Task requirements.
Gather all lines in the data that hold the string "Messari".

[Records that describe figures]
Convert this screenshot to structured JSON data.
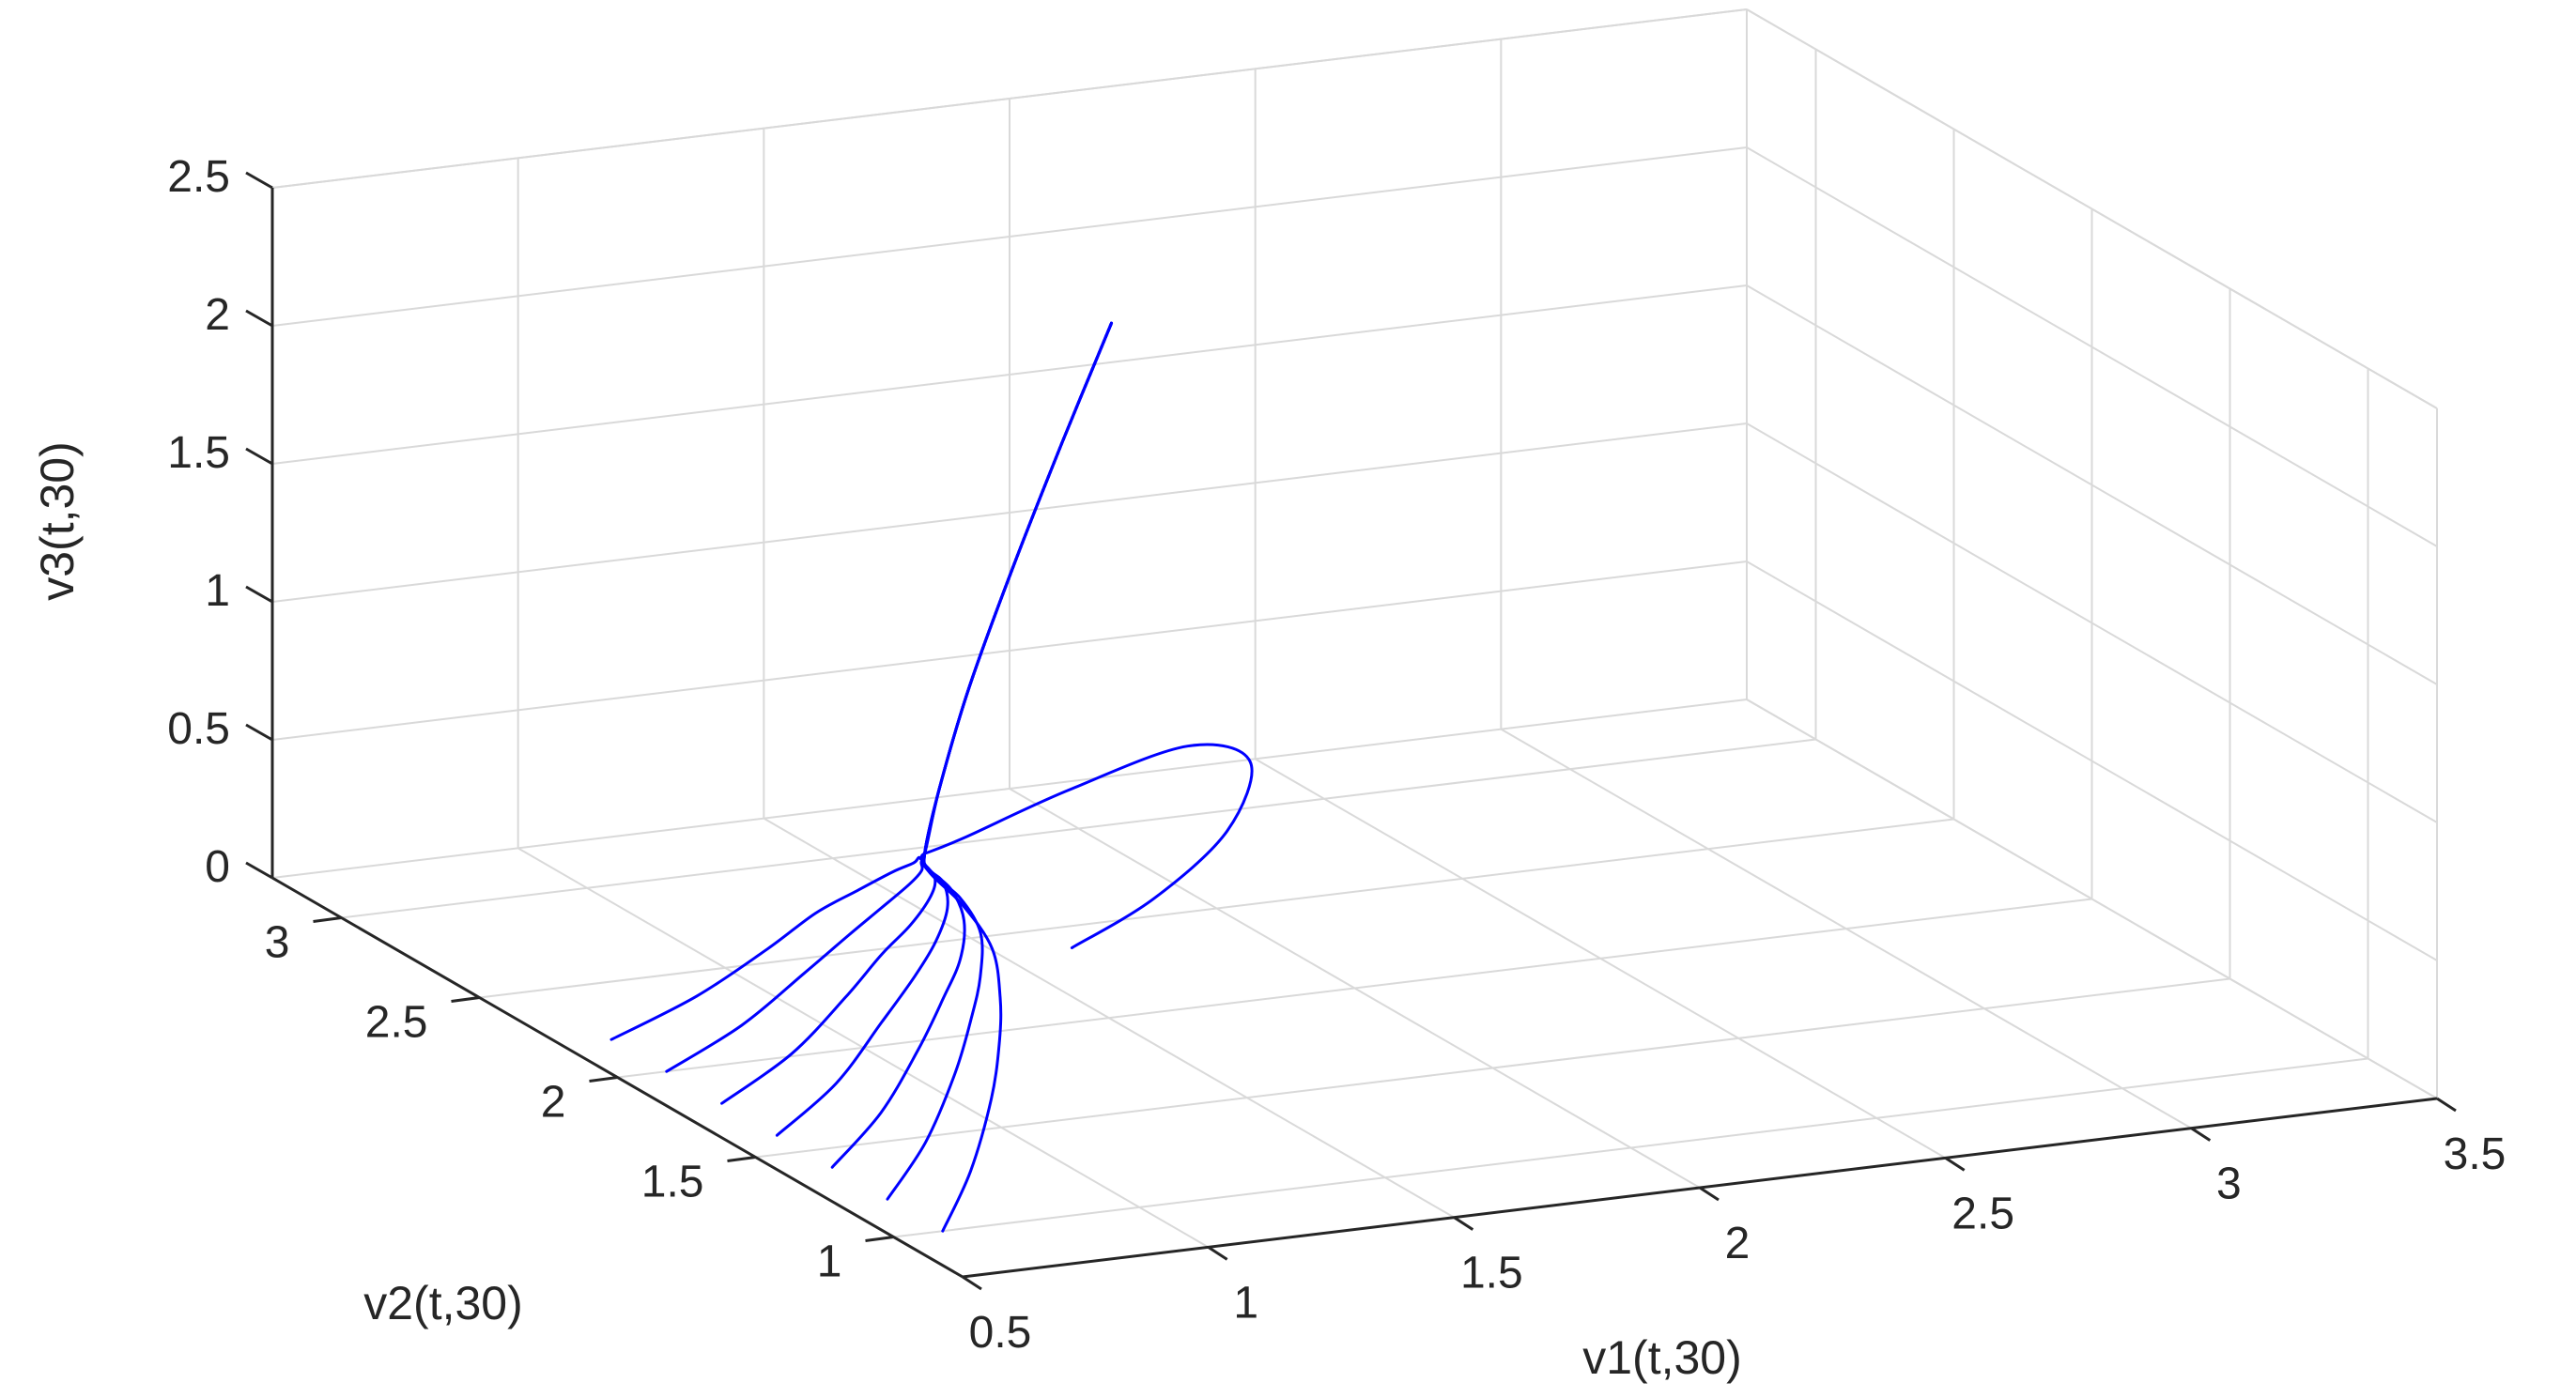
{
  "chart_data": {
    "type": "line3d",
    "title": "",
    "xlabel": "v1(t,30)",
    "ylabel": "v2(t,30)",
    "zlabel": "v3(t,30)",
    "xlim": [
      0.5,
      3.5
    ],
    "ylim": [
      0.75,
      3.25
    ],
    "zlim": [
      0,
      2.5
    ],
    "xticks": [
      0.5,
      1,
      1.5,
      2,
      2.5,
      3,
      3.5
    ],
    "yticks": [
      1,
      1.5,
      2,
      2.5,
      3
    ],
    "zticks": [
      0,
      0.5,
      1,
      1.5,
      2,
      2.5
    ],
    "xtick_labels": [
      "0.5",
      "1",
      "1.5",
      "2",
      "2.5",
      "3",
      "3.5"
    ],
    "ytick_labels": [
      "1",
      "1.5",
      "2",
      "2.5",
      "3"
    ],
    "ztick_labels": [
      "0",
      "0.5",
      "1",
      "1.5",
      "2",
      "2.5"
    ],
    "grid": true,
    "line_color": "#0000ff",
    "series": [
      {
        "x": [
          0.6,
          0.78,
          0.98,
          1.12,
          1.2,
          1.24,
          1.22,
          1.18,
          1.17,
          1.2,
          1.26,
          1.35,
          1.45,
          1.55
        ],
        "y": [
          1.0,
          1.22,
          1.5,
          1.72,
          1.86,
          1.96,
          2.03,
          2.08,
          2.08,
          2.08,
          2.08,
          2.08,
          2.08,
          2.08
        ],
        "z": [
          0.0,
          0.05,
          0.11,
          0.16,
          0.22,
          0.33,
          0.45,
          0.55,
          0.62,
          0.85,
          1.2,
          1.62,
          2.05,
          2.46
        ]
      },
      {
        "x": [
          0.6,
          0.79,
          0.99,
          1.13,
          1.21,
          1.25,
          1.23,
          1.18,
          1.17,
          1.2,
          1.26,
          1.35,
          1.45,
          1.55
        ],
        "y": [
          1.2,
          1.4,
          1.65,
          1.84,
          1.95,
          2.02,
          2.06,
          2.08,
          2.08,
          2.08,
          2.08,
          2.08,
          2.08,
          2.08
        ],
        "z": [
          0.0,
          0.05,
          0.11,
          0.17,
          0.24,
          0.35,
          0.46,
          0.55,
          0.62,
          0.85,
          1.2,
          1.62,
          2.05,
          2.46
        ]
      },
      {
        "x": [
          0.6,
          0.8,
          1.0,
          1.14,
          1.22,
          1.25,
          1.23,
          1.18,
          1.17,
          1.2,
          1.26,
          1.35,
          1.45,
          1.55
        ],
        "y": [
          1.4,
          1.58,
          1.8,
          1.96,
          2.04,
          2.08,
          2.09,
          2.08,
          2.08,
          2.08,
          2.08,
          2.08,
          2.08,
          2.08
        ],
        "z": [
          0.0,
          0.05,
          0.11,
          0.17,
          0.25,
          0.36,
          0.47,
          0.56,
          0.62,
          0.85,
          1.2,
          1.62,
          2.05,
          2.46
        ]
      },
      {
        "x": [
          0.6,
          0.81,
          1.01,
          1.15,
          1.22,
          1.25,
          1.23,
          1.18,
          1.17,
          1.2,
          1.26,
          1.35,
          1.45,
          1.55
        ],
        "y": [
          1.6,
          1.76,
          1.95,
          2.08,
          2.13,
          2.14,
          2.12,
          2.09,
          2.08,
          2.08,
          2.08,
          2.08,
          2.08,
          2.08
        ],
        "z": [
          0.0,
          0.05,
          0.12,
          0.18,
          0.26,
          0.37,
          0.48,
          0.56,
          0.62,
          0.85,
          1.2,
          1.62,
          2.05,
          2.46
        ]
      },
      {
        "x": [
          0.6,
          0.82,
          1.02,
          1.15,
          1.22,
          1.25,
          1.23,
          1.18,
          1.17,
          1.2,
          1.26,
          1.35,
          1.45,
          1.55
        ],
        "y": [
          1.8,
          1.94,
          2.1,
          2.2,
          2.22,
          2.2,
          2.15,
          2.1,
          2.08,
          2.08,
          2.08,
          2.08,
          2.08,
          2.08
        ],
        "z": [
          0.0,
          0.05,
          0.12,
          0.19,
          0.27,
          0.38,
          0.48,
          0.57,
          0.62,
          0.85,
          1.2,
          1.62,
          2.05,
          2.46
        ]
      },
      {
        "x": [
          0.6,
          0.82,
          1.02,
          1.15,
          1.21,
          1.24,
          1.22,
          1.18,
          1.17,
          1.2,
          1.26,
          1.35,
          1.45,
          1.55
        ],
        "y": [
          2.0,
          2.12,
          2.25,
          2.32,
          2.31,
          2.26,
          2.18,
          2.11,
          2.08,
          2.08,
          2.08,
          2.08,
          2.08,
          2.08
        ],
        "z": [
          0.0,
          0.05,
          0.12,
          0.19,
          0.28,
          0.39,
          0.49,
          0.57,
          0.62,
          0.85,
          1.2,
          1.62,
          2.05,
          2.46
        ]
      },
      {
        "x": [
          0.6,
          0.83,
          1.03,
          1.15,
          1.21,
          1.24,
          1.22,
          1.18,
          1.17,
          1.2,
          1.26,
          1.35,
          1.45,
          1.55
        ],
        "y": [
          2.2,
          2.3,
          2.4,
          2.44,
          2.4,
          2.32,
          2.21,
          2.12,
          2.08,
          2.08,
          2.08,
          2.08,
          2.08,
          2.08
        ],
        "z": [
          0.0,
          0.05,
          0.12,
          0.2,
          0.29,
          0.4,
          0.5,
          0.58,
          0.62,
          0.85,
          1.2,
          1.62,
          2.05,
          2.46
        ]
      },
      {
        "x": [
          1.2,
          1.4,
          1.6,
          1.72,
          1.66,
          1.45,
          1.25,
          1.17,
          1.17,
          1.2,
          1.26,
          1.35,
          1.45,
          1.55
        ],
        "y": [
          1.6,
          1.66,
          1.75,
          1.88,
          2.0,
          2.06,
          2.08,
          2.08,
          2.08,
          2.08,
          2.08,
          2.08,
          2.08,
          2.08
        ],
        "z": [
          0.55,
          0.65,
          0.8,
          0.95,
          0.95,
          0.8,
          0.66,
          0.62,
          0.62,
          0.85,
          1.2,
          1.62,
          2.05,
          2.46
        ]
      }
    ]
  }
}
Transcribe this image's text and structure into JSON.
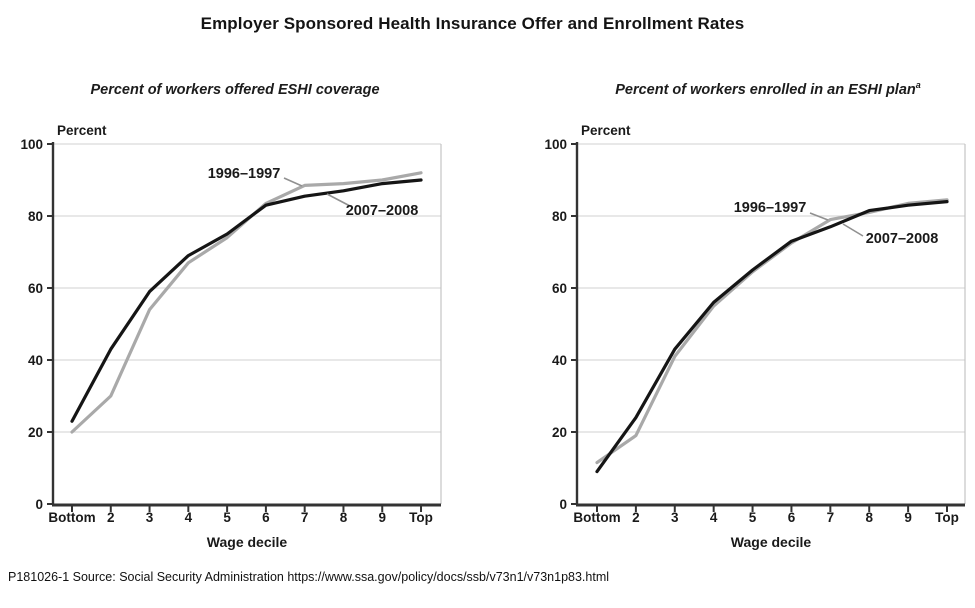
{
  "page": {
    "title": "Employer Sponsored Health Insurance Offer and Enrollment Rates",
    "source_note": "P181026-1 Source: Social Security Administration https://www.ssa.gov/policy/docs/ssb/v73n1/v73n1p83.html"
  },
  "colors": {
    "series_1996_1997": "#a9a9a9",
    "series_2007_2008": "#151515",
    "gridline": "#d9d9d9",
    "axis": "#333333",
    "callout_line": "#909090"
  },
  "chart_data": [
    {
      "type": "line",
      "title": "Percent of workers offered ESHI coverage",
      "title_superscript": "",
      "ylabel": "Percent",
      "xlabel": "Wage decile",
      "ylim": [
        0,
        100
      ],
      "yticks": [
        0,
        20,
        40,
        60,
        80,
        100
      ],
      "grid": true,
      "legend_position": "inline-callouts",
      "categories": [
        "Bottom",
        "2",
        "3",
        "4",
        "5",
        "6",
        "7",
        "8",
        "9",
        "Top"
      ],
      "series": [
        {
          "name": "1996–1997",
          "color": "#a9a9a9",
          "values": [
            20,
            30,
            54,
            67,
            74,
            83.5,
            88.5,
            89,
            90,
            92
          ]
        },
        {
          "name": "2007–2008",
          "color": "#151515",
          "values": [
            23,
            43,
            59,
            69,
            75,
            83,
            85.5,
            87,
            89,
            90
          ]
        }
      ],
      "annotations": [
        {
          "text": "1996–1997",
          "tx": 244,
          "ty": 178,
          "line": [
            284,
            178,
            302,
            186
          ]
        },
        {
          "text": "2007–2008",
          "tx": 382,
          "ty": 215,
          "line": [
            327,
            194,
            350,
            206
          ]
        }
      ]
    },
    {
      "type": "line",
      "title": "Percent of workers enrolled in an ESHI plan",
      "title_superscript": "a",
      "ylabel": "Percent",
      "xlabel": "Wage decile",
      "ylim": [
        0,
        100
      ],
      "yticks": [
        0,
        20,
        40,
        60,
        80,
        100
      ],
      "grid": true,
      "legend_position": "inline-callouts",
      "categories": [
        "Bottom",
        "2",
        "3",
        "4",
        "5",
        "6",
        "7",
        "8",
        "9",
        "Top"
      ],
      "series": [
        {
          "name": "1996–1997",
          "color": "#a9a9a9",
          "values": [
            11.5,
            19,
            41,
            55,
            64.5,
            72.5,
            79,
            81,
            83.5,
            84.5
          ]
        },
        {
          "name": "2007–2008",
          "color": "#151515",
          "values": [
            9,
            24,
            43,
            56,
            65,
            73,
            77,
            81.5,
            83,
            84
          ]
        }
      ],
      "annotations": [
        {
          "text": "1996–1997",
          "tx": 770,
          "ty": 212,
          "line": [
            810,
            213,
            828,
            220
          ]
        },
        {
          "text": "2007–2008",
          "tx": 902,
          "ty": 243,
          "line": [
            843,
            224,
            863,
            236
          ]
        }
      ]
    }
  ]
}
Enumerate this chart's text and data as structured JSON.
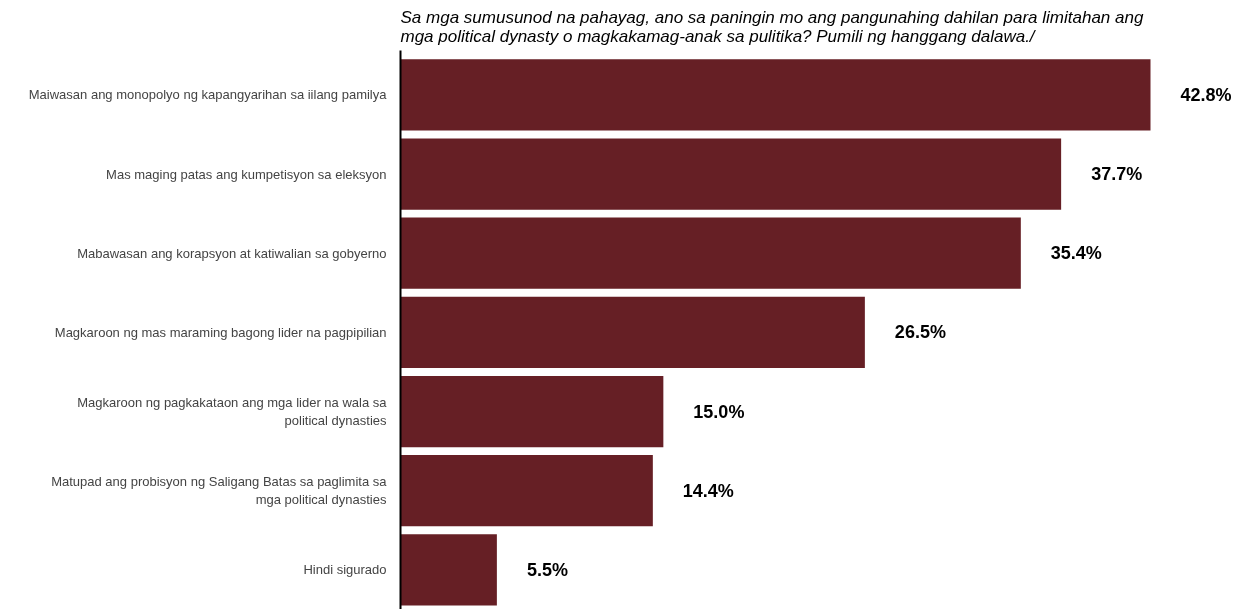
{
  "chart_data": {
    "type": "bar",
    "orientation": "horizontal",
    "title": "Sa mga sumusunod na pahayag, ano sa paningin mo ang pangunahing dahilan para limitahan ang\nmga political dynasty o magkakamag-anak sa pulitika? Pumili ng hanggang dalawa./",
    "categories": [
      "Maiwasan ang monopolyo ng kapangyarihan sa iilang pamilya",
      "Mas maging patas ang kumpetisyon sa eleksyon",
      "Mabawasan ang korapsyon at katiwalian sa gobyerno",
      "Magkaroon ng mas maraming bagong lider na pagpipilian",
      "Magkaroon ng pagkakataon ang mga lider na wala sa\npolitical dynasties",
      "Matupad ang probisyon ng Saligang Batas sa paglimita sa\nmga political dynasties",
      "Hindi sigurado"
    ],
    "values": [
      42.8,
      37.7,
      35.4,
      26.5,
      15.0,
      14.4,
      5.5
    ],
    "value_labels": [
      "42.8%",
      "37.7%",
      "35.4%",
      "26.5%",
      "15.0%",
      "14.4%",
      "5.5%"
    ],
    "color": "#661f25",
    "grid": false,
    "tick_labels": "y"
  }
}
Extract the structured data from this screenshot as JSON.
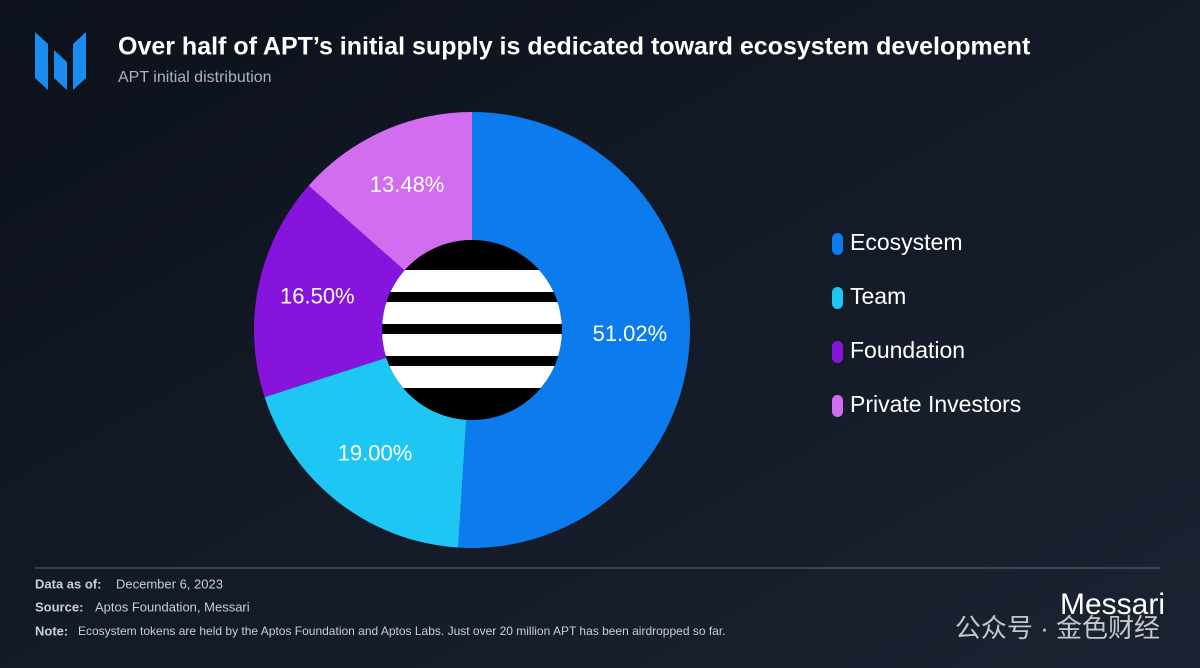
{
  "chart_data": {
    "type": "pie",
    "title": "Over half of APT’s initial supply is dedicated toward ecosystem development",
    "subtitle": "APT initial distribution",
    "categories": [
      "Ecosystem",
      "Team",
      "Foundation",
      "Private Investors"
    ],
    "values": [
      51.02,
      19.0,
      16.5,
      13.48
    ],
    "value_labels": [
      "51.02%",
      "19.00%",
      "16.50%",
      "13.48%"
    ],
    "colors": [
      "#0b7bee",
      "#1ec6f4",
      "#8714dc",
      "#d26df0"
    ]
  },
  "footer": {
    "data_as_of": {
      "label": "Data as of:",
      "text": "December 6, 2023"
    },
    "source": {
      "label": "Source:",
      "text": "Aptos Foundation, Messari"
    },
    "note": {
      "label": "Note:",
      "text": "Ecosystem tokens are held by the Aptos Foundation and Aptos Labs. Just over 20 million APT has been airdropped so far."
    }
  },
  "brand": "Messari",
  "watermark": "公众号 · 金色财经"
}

Expected answer.
      "text": "Aptos Foundation, Messari"
  "brand": "Messari",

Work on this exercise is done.